===== SUPPLIED MATERIAL

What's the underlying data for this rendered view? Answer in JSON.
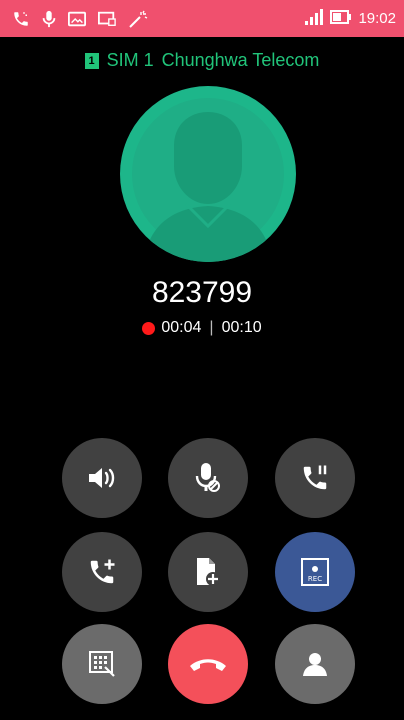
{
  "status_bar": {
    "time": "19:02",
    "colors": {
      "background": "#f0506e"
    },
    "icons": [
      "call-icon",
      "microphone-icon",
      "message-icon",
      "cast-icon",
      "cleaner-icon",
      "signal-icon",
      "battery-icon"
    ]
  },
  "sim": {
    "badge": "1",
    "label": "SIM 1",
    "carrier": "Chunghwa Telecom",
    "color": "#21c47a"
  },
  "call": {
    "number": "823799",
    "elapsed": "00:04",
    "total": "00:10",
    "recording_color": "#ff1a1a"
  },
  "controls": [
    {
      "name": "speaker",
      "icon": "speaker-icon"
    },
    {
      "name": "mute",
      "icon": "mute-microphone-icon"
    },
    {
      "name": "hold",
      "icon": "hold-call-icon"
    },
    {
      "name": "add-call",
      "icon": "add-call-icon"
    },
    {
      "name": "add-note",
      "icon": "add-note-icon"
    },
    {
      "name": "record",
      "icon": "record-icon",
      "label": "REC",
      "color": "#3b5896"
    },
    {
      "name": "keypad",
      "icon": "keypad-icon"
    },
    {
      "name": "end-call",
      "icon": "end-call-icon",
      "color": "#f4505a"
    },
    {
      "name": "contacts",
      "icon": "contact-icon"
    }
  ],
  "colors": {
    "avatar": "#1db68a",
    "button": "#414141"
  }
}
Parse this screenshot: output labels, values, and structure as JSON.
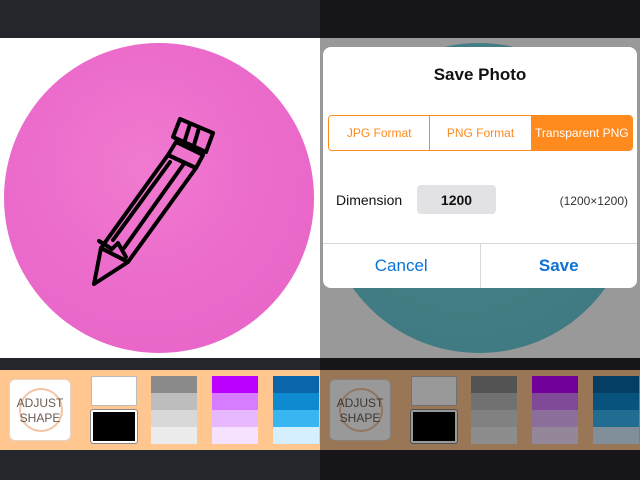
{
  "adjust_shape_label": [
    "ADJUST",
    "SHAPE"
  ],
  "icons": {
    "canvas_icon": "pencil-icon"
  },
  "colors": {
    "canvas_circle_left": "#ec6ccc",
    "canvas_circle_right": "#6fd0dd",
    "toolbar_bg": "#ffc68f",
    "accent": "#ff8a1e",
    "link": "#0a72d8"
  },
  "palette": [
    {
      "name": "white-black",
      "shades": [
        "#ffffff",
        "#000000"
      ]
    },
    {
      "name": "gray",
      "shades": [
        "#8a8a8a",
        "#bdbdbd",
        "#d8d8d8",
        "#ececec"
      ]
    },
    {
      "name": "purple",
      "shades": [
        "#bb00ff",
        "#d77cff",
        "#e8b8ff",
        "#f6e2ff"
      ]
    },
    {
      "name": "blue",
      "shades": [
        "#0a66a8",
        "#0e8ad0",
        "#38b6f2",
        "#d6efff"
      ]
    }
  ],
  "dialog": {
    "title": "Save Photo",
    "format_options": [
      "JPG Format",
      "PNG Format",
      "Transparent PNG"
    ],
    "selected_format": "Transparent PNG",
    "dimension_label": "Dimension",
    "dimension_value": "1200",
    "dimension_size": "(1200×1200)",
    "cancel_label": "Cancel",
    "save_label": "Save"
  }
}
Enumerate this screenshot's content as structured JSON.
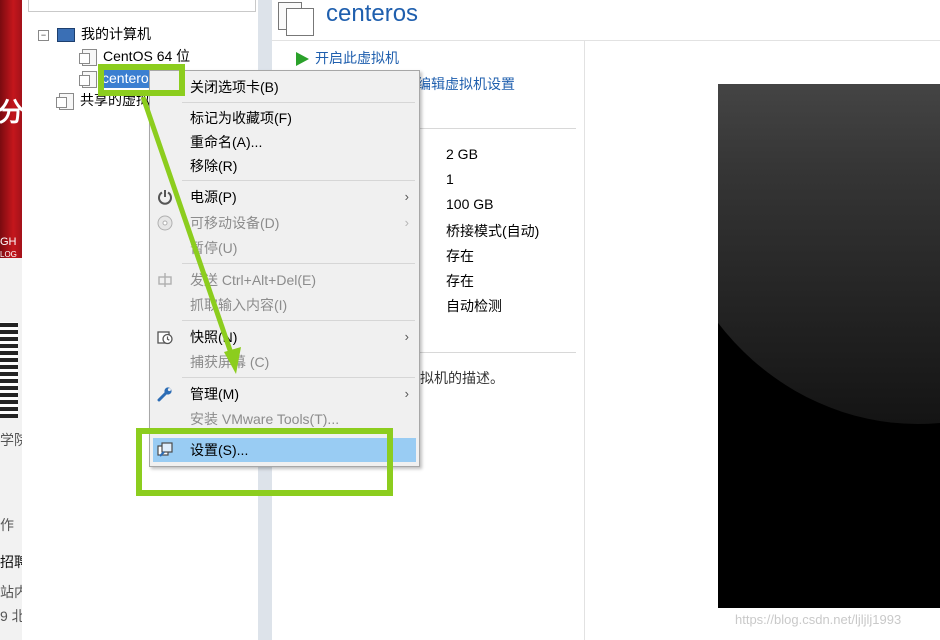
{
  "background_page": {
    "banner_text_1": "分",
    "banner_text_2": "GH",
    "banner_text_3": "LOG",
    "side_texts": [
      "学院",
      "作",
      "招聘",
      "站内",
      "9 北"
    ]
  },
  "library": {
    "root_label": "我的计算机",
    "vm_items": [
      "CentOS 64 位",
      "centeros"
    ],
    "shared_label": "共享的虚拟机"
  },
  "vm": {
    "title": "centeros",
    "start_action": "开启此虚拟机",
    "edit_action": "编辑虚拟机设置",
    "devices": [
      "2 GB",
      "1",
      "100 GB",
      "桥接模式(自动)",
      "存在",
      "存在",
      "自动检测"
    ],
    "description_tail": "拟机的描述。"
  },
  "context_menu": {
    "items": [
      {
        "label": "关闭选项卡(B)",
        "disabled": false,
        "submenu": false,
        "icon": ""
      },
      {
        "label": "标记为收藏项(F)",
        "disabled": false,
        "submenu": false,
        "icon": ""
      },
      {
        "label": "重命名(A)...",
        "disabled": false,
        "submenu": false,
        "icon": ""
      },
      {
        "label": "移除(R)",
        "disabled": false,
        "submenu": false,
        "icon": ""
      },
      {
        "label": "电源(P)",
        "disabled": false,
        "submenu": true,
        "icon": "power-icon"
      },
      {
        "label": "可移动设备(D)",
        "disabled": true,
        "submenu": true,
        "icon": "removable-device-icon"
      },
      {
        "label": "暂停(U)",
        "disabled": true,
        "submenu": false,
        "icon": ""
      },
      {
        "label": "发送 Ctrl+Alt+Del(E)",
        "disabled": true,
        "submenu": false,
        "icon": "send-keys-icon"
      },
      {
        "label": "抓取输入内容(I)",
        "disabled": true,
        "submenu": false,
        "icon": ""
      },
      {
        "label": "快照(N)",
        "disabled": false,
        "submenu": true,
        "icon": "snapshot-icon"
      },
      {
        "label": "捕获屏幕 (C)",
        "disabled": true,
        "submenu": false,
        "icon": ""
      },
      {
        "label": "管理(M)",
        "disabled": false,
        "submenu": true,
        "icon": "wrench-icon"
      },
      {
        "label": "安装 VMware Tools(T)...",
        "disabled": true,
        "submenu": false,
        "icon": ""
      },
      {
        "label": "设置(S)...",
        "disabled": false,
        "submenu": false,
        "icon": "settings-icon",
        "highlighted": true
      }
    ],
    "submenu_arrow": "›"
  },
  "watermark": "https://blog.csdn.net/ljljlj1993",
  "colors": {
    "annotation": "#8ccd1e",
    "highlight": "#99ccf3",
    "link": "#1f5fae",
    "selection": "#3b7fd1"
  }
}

==========

WRITTEN TASK: Transcribe the records word for word and include no pictures.

ANSWER TO THIS EXERCISE:
What's the underlying data for this rendered view? Answer in JSON.
{
  "status_bar": {
    "time": "19:02",
    "colors": {
      "background": "#f0506e"
    },
    "icons": [
      "call-icon",
      "microphone-icon",
      "message-icon",
      "cast-icon",
      "cleaner-icon",
      "signal-icon",
      "battery-icon"
    ]
  },
  "sim": {
    "badge": "1",
    "label": "SIM 1",
    "carrier": "Chunghwa Telecom",
    "color": "#21c47a"
  },
  "call": {
    "number": "823799",
    "elapsed": "00:04",
    "total": "00:10",
    "recording_color": "#ff1a1a"
  },
  "controls": [
    {
      "name": "speaker",
      "icon": "speaker-icon"
    },
    {
      "name": "mute",
      "icon": "mute-microphone-icon"
    },
    {
      "name": "hold",
      "icon": "hold-call-icon"
    },
    {
      "name": "add-call",
      "icon": "add-call-icon"
    },
    {
      "name": "add-note",
      "icon": "add-note-icon"
    },
    {
      "name": "record",
      "icon": "record-icon",
      "label": "REC",
      "color": "#3b5896"
    },
    {
      "name": "keypad",
      "icon": "keypad-icon"
    },
    {
      "name": "end-call",
      "icon": "end-call-icon",
      "color": "#f4505a"
    },
    {
      "name": "contacts",
      "icon": "contact-icon"
    }
  ],
  "colors": {
    "avatar": "#1db68a",
    "button": "#414141"
  }
}
Parse this screenshot: output labels, values, and structure as JSON.
{
  "adjust_shape_label": [
    "ADJUST",
    "SHAPE"
  ],
  "icons": {
    "canvas_icon": "pencil-icon"
  },
  "colors": {
    "canvas_circle_left": "#ec6ccc",
    "canvas_circle_right": "#6fd0dd",
    "toolbar_bg": "#ffc68f",
    "accent": "#ff8a1e",
    "link": "#0a72d8"
  },
  "palette": [
    {
      "name": "white-black",
      "shades": [
        "#ffffff",
        "#000000"
      ]
    },
    {
      "name": "gray",
      "shades": [
        "#8a8a8a",
        "#bdbdbd",
        "#d8d8d8",
        "#ececec"
      ]
    },
    {
      "name": "purple",
      "shades": [
        "#bb00ff",
        "#d77cff",
        "#e8b8ff",
        "#f6e2ff"
      ]
    },
    {
      "name": "blue",
      "shades": [
        "#0a66a8",
        "#0e8ad0",
        "#38b6f2",
        "#d6efff"
      ]
    }
  ],
  "dialog": {
    "title": "Save Photo",
    "format_options": [
      "JPG Format",
      "PNG Format",
      "Transparent PNG"
    ],
    "selected_format": "Transparent PNG",
    "dimension_label": "Dimension",
    "dimension_value": "1200",
    "dimension_size": "(1200×1200)",
    "cancel_label": "Cancel",
    "save_label": "Save"
  }
}
Enumerate this screenshot's content as structured JSON.
{
  "background_page": {
    "banner_text_1": "分",
    "banner_text_2": "GH",
    "banner_text_3": "LOG",
    "side_texts": [
      "学院",
      "作",
      "招聘",
      "站内",
      "9 北"
    ]
  },
  "library": {
    "root_label": "我的计算机",
    "vm_items": [
      "CentOS 64 位",
      "centeros"
    ],
    "shared_label": "共享的虚拟机"
  },
  "vm": {
    "title": "centeros",
    "start_action": "开启此虚拟机",
    "edit_action": "编辑虚拟机设置",
    "devices": [
      "2 GB",
      "1",
      "100 GB",
      "桥接模式(自动)",
      "存在",
      "存在",
      "自动检测"
    ],
    "description_tail": "拟机的描述。"
  },
  "context_menu": {
    "items": [
      {
        "label": "关闭选项卡(B)",
        "disabled": false,
        "submenu": false,
        "icon": ""
      },
      {
        "label": "标记为收藏项(F)",
        "disabled": false,
        "submenu": false,
        "icon": ""
      },
      {
        "label": "重命名(A)...",
        "disabled": false,
        "submenu": false,
        "icon": ""
      },
      {
        "label": "移除(R)",
        "disabled": false,
        "submenu": false,
        "icon": ""
      },
      {
        "label": "电源(P)",
        "disabled": false,
        "submenu": true,
        "icon": "power-icon"
      },
      {
        "label": "可移动设备(D)",
        "disabled": true,
        "submenu": true,
        "icon": "removable-device-icon"
      },
      {
        "label": "暂停(U)",
        "disabled": true,
        "submenu": false,
        "icon": ""
      },
      {
        "label": "发送 Ctrl+Alt+Del(E)",
        "disabled": true,
        "submenu": false,
        "icon": "send-keys-icon"
      },
      {
        "label": "抓取输入内容(I)",
        "disabled": true,
        "submenu": false,
        "icon": ""
      },
      {
        "label": "快照(N)",
        "disabled": false,
        "submenu": true,
        "icon": "snapshot-icon"
      },
      {
        "label": "捕获屏幕 (C)",
        "disabled": true,
        "submenu": false,
        "icon": ""
      },
      {
        "label": "管理(M)",
        "disabled": false,
        "submenu": true,
        "icon": "wrench-icon"
      },
      {
        "label": "安装 VMware Tools(T)...",
        "disabled": true,
        "submenu": false,
        "icon": ""
      },
      {
        "label": "设置(S)...",
        "disabled": false,
        "submenu": false,
        "icon": "settings-icon",
        "highlighted": true
      }
    ],
    "submenu_arrow": "›"
  },
  "watermark": "https://blog.csdn.net/ljljlj1993",
  "colors": {
    "annotation": "#8ccd1e",
    "highlight": "#99ccf3",
    "link": "#1f5fae",
    "selection": "#3b7fd1"
  }
}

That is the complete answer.